## DATA FOR THIS TASK
^^^^^^^^

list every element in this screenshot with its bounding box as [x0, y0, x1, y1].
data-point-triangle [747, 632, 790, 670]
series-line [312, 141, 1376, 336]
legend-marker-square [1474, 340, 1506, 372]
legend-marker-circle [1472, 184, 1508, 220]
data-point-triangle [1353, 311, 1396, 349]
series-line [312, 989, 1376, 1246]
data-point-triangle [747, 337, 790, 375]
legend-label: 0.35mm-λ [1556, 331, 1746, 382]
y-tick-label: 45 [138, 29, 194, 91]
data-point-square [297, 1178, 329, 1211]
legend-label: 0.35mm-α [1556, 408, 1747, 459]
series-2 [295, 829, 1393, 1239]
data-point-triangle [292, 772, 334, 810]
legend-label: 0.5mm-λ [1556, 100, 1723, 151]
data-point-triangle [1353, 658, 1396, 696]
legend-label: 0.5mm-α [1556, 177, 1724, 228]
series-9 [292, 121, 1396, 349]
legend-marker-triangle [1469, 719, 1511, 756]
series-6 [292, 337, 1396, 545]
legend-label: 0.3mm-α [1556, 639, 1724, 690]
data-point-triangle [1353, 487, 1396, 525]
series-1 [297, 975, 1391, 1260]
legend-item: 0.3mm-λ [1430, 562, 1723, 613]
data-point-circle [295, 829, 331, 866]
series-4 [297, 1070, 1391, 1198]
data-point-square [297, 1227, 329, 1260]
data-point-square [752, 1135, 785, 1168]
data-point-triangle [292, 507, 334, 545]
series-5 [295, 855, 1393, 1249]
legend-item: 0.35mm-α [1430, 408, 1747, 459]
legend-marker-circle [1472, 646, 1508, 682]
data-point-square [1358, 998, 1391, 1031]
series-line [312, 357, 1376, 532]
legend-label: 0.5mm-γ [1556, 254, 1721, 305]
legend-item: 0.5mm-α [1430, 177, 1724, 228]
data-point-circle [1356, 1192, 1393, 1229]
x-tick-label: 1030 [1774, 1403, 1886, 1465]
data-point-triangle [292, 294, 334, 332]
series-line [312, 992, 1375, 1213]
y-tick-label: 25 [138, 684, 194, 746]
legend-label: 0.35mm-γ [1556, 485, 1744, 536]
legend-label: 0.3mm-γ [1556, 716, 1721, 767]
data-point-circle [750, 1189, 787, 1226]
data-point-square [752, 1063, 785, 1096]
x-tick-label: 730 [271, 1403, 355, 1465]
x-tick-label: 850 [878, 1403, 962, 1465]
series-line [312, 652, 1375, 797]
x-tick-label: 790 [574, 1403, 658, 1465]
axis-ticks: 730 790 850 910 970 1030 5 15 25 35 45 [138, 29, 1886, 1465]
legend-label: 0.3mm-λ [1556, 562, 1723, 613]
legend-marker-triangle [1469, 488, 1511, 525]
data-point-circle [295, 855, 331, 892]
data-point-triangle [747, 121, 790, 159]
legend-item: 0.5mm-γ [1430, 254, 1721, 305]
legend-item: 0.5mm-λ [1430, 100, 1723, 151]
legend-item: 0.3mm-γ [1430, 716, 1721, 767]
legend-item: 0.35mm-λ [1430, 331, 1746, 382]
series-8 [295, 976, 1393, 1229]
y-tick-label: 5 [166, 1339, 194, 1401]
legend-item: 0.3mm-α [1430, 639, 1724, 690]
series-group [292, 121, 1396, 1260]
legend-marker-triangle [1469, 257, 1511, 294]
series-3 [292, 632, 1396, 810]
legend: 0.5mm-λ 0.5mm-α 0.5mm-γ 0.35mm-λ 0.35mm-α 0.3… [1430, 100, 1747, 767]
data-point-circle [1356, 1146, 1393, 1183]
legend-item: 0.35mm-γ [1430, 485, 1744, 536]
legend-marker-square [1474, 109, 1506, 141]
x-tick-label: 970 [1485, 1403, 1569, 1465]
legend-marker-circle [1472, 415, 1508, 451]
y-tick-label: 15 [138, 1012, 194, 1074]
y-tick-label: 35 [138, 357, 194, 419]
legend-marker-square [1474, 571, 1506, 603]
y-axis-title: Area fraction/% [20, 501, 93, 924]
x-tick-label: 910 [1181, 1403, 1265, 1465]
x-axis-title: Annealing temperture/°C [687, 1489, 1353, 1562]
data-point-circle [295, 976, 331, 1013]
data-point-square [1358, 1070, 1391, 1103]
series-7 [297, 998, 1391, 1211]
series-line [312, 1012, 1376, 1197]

^^^^^^^^

## DIRECTION
Find every line in the listing above that contains the string "triangle" and copy each of those lines. Case counts when matching.

## REPLY TO THE EXERCISE
data-point-triangle [747, 632, 790, 670]
data-point-triangle [1353, 311, 1396, 349]
data-point-triangle [747, 337, 790, 375]
data-point-triangle [292, 772, 334, 810]
data-point-triangle [1353, 658, 1396, 696]
legend-marker-triangle [1469, 719, 1511, 756]
data-point-triangle [1353, 487, 1396, 525]
data-point-triangle [292, 507, 334, 545]
data-point-triangle [292, 294, 334, 332]
legend-marker-triangle [1469, 488, 1511, 525]
data-point-triangle [747, 121, 790, 159]
legend-marker-triangle [1469, 257, 1511, 294]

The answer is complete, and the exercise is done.